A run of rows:
· · · ·
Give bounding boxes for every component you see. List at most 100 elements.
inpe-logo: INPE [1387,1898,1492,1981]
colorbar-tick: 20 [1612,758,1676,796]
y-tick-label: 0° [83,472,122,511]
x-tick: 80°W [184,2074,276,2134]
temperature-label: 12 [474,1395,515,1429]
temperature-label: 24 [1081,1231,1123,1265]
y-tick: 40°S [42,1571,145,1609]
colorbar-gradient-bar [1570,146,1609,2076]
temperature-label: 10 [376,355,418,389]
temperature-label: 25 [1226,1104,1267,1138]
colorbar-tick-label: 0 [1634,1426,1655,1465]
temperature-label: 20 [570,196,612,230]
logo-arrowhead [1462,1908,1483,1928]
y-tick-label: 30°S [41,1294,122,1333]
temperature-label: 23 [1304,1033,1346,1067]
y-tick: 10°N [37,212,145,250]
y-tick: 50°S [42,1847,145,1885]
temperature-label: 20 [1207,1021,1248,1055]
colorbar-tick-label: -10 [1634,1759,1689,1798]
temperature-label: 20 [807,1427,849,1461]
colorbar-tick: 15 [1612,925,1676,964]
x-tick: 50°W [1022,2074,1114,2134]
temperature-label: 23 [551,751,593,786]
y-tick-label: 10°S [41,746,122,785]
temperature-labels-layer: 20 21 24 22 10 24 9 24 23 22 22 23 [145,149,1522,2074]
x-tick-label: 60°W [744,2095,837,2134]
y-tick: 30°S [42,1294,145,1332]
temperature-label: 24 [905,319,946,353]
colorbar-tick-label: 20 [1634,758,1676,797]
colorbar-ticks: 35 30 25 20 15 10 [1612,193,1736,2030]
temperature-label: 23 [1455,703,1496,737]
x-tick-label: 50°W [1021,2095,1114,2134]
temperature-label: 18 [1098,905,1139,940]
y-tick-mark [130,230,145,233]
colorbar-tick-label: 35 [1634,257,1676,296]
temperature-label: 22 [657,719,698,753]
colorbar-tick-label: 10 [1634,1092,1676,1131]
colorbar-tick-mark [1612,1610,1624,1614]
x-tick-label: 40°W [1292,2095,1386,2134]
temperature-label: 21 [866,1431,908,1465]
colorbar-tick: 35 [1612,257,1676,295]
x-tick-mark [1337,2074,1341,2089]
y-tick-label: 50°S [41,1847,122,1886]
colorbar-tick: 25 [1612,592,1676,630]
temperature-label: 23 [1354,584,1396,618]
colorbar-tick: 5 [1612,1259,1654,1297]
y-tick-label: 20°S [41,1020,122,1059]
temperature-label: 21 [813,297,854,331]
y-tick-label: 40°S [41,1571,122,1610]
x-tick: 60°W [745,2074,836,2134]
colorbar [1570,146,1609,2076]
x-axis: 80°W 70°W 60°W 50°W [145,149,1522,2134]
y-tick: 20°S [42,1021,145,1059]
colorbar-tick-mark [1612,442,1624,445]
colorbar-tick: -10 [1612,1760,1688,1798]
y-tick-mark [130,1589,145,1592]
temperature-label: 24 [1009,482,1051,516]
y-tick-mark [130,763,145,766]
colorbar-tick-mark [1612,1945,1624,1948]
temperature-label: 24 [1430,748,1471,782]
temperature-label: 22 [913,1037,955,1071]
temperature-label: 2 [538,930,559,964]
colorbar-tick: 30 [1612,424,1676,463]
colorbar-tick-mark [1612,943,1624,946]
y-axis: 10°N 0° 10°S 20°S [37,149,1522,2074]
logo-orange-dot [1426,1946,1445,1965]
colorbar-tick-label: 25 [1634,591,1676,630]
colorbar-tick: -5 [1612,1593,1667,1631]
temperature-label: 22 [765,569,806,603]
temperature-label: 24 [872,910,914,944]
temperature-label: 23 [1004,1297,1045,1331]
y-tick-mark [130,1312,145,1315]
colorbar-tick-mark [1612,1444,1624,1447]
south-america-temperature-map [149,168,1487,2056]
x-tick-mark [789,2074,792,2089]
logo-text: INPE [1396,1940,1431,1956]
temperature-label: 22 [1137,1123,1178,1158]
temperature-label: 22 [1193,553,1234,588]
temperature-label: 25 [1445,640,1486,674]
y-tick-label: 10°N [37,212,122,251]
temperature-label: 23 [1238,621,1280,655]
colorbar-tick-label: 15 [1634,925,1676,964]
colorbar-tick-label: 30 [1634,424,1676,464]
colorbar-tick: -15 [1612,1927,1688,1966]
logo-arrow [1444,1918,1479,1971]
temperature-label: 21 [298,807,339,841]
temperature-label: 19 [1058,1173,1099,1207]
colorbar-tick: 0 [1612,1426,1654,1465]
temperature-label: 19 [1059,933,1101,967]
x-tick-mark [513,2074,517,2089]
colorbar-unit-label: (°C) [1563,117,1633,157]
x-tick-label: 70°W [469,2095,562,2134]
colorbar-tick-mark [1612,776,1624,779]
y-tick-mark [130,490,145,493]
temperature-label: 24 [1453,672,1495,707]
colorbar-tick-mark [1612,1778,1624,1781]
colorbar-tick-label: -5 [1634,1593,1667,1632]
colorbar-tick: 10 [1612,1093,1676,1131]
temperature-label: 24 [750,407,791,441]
· · · ·
Instructions to follow: Extract the rows starting at the first one and ending at the line that contains "temperature-label: 20 [807,1427,849,1461]", both included, and reproduce them without any change.

Result for this task:
Give bounding boxes for every component you see. List at most 100 elements.
inpe-logo: INPE [1387,1898,1492,1981]
colorbar-tick: 20 [1612,758,1676,796]
y-tick-label: 0° [83,472,122,511]
x-tick: 80°W [184,2074,276,2134]
temperature-label: 12 [474,1395,515,1429]
temperature-label: 24 [1081,1231,1123,1265]
y-tick: 40°S [42,1571,145,1609]
colorbar-gradient-bar [1570,146,1609,2076]
temperature-label: 10 [376,355,418,389]
temperature-label: 25 [1226,1104,1267,1138]
colorbar-tick-label: 0 [1634,1426,1655,1465]
temperature-label: 20 [570,196,612,230]
logo-arrowhead [1462,1908,1483,1928]
y-tick-label: 30°S [41,1294,122,1333]
temperature-label: 23 [1304,1033,1346,1067]
y-tick: 10°N [37,212,145,250]
y-tick: 50°S [42,1847,145,1885]
temperature-label: 20 [1207,1021,1248,1055]
colorbar-tick-label: -10 [1634,1759,1689,1798]
temperature-label: 20 [807,1427,849,1461]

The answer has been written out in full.